• Figure content listings:
■ ■ ■ ■ ■
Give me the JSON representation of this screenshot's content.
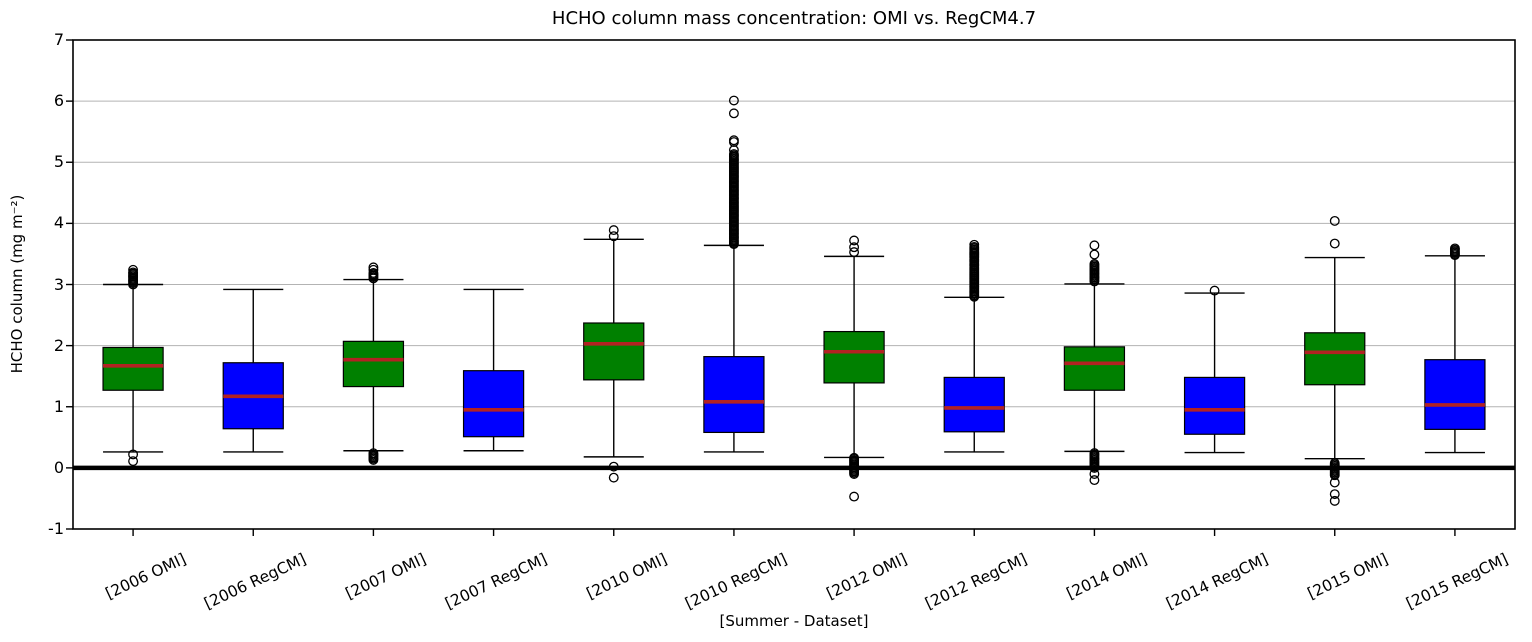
{
  "chart_data": {
    "type": "boxplot",
    "title": "HCHO column mass concentration: OMI vs. RegCM4.7",
    "xlabel": "[Summer - Dataset]",
    "ylabel": "HCHO column (mg m⁻²)",
    "ylim": [
      -1,
      7
    ],
    "yticks": [
      7,
      6,
      5,
      4,
      3,
      2,
      1,
      0,
      -1
    ],
    "grid": "horizontal-light",
    "zero_line_at": 0,
    "legend": "none",
    "colors": {
      "omi_box": "#008000",
      "regcm_box": "#0000ff",
      "median": "#b22222",
      "whisker": "#000000",
      "grid": "#b3b3b3",
      "zero_line": "#000000",
      "spine": "#000000",
      "background": "#ffffff"
    },
    "boxes": [
      {
        "label": "[2006 OMI]",
        "series": "OMI",
        "whisker_low": 0.26,
        "q1": 1.27,
        "median": 1.67,
        "q3": 1.97,
        "whisker_high": 3.0,
        "fliers_high_range": [
          3.0,
          3.2
        ],
        "fliers_high": [
          3.24
        ],
        "fliers_low_range": null,
        "fliers_low": [
          0.22,
          0.11
        ]
      },
      {
        "label": "[2006 RegCM]",
        "series": "RegCM",
        "whisker_low": 0.26,
        "q1": 0.64,
        "median": 1.17,
        "q3": 1.72,
        "whisker_high": 2.92,
        "fliers_high_range": null,
        "fliers_high": [],
        "fliers_low_range": null,
        "fliers_low": []
      },
      {
        "label": "[2007 OMI]",
        "series": "OMI",
        "whisker_low": 0.28,
        "q1": 1.33,
        "median": 1.77,
        "q3": 2.07,
        "whisker_high": 3.08,
        "fliers_high_range": [
          3.1,
          3.2
        ],
        "fliers_high": [
          3.24,
          3.28
        ],
        "fliers_low_range": [
          0.13,
          0.25
        ],
        "fliers_low": []
      },
      {
        "label": "[2007 RegCM]",
        "series": "RegCM",
        "whisker_low": 0.28,
        "q1": 0.51,
        "median": 0.95,
        "q3": 1.59,
        "whisker_high": 2.92,
        "fliers_high_range": null,
        "fliers_high": [],
        "fliers_low_range": null,
        "fliers_low": []
      },
      {
        "label": "[2010 OMI]",
        "series": "OMI",
        "whisker_low": 0.18,
        "q1": 1.44,
        "median": 2.03,
        "q3": 2.37,
        "whisker_high": 3.74,
        "fliers_high_range": null,
        "fliers_high": [
          3.79,
          3.89
        ],
        "fliers_low_range": null,
        "fliers_low": [
          0.02,
          -0.16
        ]
      },
      {
        "label": "[2010 RegCM]",
        "series": "RegCM",
        "whisker_low": 0.26,
        "q1": 0.58,
        "median": 1.08,
        "q3": 1.82,
        "whisker_high": 3.64,
        "fliers_high_range": [
          3.66,
          5.15
        ],
        "fliers_high": [
          5.2,
          5.33,
          5.36,
          5.8,
          6.01
        ],
        "fliers_low_range": null,
        "fliers_low": []
      },
      {
        "label": "[2012 OMI]",
        "series": "OMI",
        "whisker_low": 0.17,
        "q1": 1.39,
        "median": 1.9,
        "q3": 2.23,
        "whisker_high": 3.46,
        "fliers_high_range": null,
        "fliers_high": [
          3.53,
          3.61,
          3.72
        ],
        "fliers_low_range": [
          -0.1,
          0.18
        ],
        "fliers_low": [
          -0.47
        ]
      },
      {
        "label": "[2012 RegCM]",
        "series": "RegCM",
        "whisker_low": 0.26,
        "q1": 0.59,
        "median": 0.98,
        "q3": 1.48,
        "whisker_high": 2.79,
        "fliers_high_range": [
          2.8,
          3.62
        ],
        "fliers_high": [
          3.65
        ],
        "fliers_low_range": null,
        "fliers_low": []
      },
      {
        "label": "[2014 OMI]",
        "series": "OMI",
        "whisker_low": 0.27,
        "q1": 1.27,
        "median": 1.71,
        "q3": 1.98,
        "whisker_high": 3.01,
        "fliers_high_range": [
          3.05,
          3.35
        ],
        "fliers_high": [
          3.49,
          3.64
        ],
        "fliers_low_range": [
          0.0,
          0.25
        ],
        "fliers_low": [
          -0.1,
          -0.2
        ]
      },
      {
        "label": "[2014 RegCM]",
        "series": "RegCM",
        "whisker_low": 0.25,
        "q1": 0.55,
        "median": 0.95,
        "q3": 1.48,
        "whisker_high": 2.86,
        "fliers_high_range": null,
        "fliers_high": [
          2.9
        ],
        "fliers_low_range": null,
        "fliers_low": []
      },
      {
        "label": "[2015 OMI]",
        "series": "OMI",
        "whisker_low": 0.15,
        "q1": 1.36,
        "median": 1.89,
        "q3": 2.21,
        "whisker_high": 3.44,
        "fliers_high_range": null,
        "fliers_high": [
          3.67,
          4.04
        ],
        "fliers_low_range": [
          -0.12,
          0.08
        ],
        "fliers_low": [
          -0.24,
          -0.43,
          -0.54
        ]
      },
      {
        "label": "[2015 RegCM]",
        "series": "RegCM",
        "whisker_low": 0.25,
        "q1": 0.63,
        "median": 1.03,
        "q3": 1.77,
        "whisker_high": 3.47,
        "fliers_high_range": [
          3.48,
          3.6
        ],
        "fliers_high": [],
        "fliers_low_range": null,
        "fliers_low": []
      }
    ]
  }
}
■ ■ ■ ■ ■
• Do this:
Pull out every line in the material above where "HCHO" occurs.

• Solution for this exercise:
    "title": "HCHO column mass concentration: OMI vs. RegCM4.7",
    "ylabel": "HCHO column (mg m⁻²)",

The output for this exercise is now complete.